Provide an exact copy of the data, excluding the images.

_RECORD EXTRACTS_:
********************

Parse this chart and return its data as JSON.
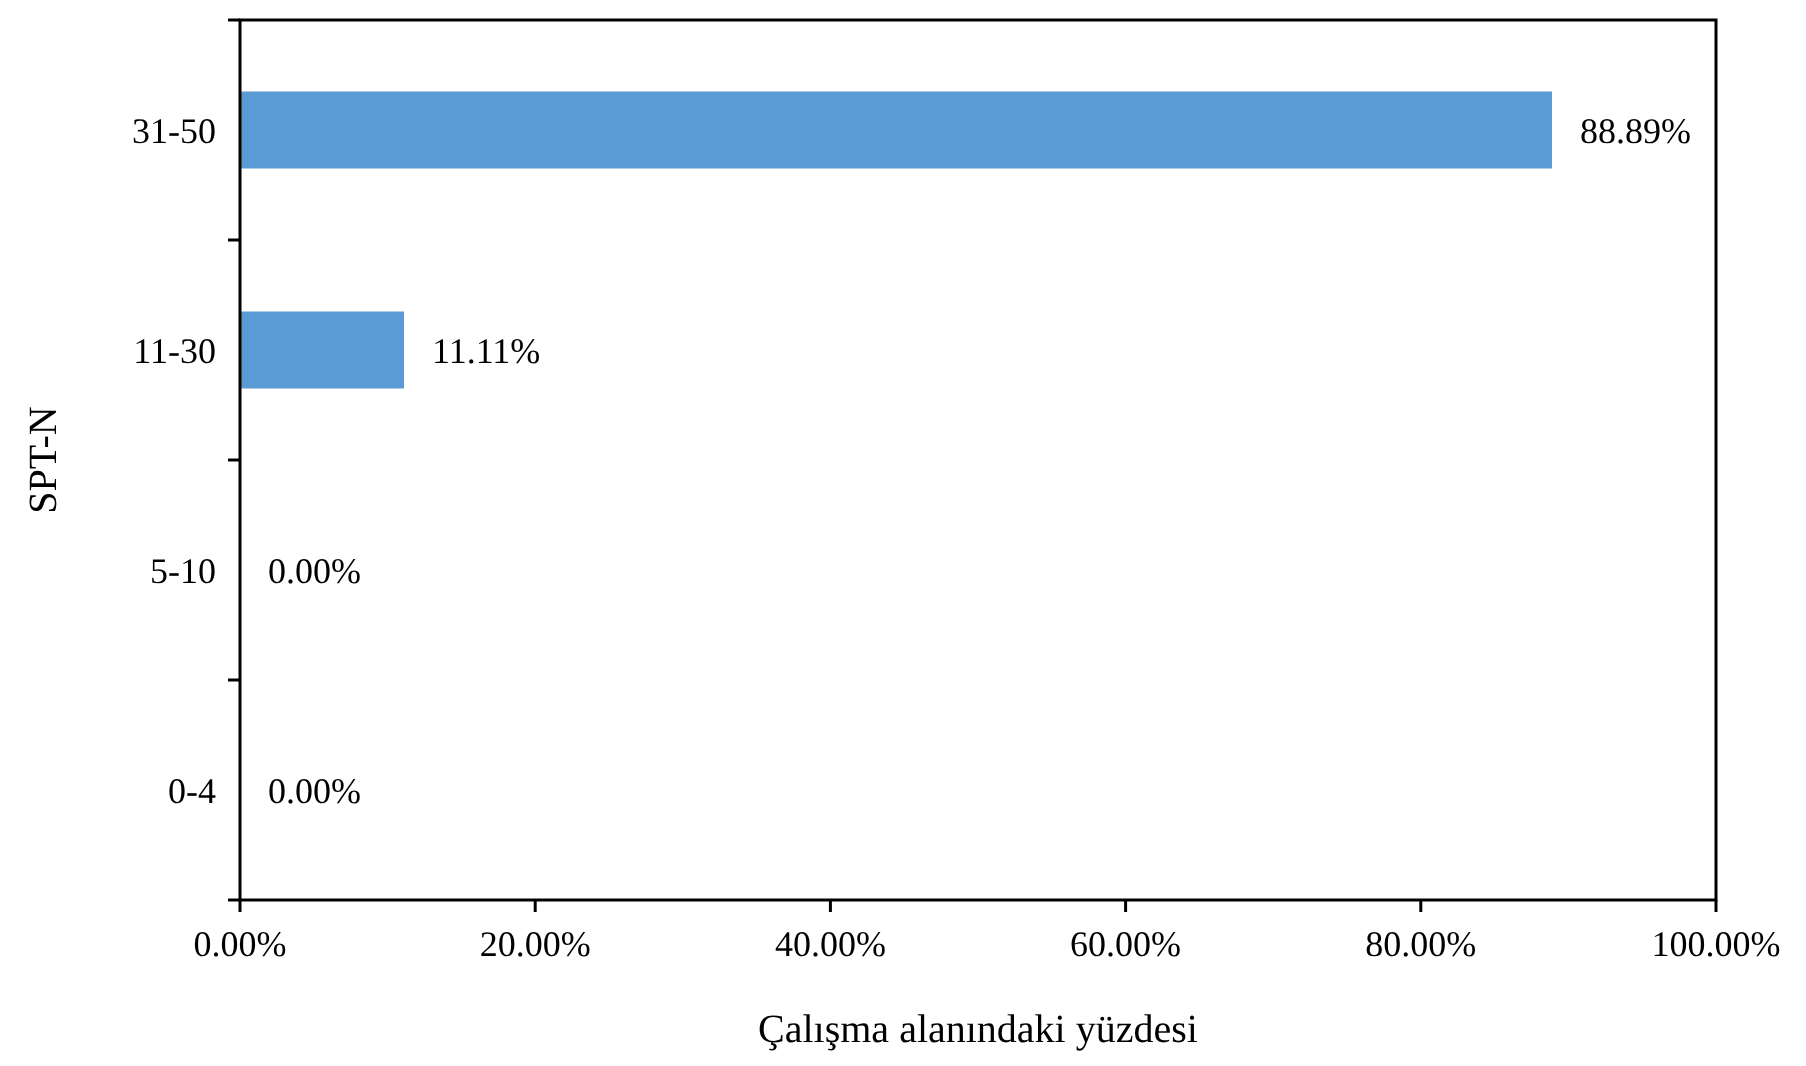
{
  "chart_data": {
    "type": "bar",
    "orientation": "horizontal",
    "categories": [
      "31-50",
      "11-30",
      "5-10",
      "0-4"
    ],
    "values": [
      88.89,
      11.11,
      0,
      0
    ],
    "color": "#5b9bd5",
    "value_labels": [
      "88.89%",
      "11.11%",
      "0.00%",
      "0.00%"
    ],
    "xlim": [
      0,
      100
    ],
    "xticks": [
      {
        "value": 0,
        "label": "0.00%"
      },
      {
        "value": 20,
        "label": "20.00%"
      },
      {
        "value": 40,
        "label": "40.00%"
      },
      {
        "value": 60,
        "label": "60.00%"
      },
      {
        "value": 80,
        "label": "80.00%"
      },
      {
        "value": 100,
        "label": "100.00%"
      }
    ],
    "xlabel": "Çalışma alanındaki yüzdesi",
    "ylabel": "SPT-N",
    "grid": false
  }
}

********************

_ANSWER TO THE TASK_:
Parse this chart and return its data as JSON.
{
  "chart_data": {
    "type": "bar",
    "orientation": "horizontal",
    "categories": [
      "31-50",
      "11-30",
      "5-10",
      "0-4"
    ],
    "values": [
      88.89,
      11.11,
      0,
      0
    ],
    "color": "#5b9bd5",
    "value_labels": [
      "88.89%",
      "11.11%",
      "0.00%",
      "0.00%"
    ],
    "xlim": [
      0,
      100
    ],
    "xticks": [
      {
        "value": 0,
        "label": "0.00%"
      },
      {
        "value": 20,
        "label": "20.00%"
      },
      {
        "value": 40,
        "label": "40.00%"
      },
      {
        "value": 60,
        "label": "60.00%"
      },
      {
        "value": 80,
        "label": "80.00%"
      },
      {
        "value": 100,
        "label": "100.00%"
      }
    ],
    "xlabel": "Çalışma alanındaki yüzdesi",
    "ylabel": "SPT-N",
    "grid": false
  }
}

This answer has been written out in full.